__Source data__.
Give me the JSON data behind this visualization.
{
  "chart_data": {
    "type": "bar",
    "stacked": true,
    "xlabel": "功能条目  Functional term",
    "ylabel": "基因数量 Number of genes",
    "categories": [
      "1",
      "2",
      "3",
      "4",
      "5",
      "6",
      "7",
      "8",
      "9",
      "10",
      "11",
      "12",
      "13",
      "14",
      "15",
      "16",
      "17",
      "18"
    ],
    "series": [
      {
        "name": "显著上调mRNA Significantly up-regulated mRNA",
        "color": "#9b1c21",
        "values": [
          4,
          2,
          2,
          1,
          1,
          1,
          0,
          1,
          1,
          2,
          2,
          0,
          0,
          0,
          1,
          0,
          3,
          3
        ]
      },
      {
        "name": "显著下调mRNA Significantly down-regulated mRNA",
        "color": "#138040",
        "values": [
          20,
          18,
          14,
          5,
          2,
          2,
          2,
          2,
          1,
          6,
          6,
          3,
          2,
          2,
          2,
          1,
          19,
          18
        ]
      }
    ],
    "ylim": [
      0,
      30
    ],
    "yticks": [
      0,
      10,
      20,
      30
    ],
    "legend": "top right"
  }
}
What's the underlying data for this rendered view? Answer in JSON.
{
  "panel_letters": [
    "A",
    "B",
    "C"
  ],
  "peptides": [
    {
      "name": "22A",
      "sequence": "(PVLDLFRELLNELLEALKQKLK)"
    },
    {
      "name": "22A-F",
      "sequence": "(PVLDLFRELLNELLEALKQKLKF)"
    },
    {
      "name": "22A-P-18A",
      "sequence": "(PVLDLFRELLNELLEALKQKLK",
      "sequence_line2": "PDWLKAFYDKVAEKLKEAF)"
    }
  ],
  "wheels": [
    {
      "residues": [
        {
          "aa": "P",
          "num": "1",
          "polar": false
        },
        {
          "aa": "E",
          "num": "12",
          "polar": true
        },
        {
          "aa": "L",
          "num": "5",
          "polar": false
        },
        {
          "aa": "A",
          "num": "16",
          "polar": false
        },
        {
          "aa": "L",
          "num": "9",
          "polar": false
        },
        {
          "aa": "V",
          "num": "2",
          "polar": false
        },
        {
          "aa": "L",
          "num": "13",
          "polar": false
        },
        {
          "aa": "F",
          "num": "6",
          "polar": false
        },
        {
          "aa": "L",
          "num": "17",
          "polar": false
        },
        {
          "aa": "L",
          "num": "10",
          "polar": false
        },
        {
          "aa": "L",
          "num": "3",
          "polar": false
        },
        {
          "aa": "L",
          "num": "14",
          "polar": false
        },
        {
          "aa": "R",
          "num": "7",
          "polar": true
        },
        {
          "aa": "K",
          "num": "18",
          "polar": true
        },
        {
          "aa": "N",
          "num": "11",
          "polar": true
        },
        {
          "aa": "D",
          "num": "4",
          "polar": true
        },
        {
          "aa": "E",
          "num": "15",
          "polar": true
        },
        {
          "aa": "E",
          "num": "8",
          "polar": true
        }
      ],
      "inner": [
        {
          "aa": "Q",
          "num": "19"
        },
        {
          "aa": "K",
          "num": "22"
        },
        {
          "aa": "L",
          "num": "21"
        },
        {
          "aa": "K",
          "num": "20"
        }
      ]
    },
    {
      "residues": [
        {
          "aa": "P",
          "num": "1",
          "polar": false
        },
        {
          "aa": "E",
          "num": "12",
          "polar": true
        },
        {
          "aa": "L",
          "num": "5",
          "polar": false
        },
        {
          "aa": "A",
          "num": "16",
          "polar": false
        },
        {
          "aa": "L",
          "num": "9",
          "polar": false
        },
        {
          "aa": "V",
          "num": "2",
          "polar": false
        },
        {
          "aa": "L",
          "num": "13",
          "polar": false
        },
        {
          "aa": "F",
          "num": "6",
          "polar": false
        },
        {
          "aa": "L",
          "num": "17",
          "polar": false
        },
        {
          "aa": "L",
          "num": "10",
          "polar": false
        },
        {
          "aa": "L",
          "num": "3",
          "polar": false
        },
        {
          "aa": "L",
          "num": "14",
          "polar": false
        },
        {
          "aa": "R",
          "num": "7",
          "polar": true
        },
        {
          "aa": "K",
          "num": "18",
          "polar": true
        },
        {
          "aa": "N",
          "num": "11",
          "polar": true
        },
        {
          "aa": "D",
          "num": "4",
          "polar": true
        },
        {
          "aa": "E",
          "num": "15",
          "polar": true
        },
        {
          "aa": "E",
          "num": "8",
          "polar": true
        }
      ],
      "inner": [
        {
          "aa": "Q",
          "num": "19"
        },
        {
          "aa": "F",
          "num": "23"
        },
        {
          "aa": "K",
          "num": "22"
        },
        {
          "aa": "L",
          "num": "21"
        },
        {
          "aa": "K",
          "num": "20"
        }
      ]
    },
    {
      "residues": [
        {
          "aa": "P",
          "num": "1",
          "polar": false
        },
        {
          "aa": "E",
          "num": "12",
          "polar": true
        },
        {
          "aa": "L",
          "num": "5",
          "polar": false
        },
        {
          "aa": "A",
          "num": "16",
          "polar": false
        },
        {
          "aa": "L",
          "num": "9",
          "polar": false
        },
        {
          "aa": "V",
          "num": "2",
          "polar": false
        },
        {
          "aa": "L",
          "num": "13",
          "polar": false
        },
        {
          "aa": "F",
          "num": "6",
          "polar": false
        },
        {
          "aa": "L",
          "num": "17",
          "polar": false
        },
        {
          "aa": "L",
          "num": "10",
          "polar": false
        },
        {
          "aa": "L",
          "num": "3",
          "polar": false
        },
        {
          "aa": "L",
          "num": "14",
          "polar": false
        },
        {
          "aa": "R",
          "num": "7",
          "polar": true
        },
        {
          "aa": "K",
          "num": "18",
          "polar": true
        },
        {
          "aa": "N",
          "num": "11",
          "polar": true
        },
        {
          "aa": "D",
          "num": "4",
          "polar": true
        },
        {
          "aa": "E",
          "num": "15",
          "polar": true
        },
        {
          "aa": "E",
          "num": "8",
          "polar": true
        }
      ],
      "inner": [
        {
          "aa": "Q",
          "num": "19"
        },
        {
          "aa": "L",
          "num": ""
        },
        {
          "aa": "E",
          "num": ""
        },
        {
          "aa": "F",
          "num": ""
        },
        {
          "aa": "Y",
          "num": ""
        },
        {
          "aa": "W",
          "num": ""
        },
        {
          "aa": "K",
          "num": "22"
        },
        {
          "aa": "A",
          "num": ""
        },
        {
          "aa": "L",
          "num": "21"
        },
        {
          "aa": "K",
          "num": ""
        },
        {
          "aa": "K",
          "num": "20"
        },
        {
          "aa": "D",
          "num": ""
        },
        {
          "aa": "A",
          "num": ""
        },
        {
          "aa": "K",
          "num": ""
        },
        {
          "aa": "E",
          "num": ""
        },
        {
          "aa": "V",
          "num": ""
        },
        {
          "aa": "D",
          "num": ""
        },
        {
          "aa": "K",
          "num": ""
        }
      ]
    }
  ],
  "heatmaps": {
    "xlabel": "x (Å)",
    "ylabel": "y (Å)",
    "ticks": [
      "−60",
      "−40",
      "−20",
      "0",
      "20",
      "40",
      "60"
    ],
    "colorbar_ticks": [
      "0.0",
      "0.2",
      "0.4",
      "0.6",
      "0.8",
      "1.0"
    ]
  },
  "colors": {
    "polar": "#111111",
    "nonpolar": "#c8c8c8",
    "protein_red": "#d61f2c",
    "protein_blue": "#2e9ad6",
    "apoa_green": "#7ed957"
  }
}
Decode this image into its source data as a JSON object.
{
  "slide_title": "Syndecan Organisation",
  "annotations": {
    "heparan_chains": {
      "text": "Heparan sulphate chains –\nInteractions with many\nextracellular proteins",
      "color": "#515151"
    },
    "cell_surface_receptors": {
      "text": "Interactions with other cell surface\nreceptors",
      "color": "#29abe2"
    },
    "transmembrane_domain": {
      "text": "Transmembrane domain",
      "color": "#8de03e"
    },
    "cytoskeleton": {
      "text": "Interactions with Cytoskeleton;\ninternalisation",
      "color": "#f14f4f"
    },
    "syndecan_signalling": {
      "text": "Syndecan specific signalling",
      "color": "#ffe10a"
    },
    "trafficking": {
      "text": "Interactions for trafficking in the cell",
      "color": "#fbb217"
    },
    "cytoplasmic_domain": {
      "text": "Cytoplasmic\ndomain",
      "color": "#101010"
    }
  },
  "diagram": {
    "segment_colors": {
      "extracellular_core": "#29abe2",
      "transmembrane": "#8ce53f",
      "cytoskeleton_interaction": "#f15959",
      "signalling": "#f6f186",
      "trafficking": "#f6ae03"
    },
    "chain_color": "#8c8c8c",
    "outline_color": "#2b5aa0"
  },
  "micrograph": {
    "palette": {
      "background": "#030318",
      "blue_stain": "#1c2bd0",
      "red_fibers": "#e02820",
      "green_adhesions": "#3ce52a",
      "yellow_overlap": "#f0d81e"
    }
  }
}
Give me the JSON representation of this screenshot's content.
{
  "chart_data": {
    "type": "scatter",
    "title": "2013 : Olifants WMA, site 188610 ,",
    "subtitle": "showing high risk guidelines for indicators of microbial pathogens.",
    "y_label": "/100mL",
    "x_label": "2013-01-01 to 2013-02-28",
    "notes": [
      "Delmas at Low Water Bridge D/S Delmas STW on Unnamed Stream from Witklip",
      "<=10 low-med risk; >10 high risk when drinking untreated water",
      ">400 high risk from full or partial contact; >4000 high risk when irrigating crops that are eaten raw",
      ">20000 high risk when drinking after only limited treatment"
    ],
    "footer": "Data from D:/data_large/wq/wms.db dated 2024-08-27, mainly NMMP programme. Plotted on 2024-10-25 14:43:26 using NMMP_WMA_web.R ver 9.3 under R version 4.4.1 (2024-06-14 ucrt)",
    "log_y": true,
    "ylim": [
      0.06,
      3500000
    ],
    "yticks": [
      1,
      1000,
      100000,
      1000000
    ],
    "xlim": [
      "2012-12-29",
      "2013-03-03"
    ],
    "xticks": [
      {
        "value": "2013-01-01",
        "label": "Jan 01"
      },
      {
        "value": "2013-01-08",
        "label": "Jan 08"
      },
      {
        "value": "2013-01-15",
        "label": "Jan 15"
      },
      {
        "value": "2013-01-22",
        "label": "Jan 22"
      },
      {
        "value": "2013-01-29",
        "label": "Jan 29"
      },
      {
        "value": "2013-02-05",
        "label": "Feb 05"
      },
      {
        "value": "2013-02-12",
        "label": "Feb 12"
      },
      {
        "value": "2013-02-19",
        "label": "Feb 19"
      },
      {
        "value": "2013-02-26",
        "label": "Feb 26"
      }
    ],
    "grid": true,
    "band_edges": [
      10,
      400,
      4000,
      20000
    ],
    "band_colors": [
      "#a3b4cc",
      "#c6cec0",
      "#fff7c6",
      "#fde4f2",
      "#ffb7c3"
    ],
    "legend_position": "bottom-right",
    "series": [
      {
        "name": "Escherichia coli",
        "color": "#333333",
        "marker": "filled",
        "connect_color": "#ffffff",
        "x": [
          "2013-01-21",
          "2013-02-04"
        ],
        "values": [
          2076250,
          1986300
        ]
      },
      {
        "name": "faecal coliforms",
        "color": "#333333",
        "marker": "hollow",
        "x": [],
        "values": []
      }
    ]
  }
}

__Instructions for the task__. Whenever a line of the listing above holds the word "with", copy that line.

__Result of this exercise__.
      "text": "Heparan sulphate chains –\nInteractions with many\nextracellular proteins",
      "text": "Interactions with other cell surface\nreceptors",
      "text": "Interactions with Cytoskeleton;\ninternalisation",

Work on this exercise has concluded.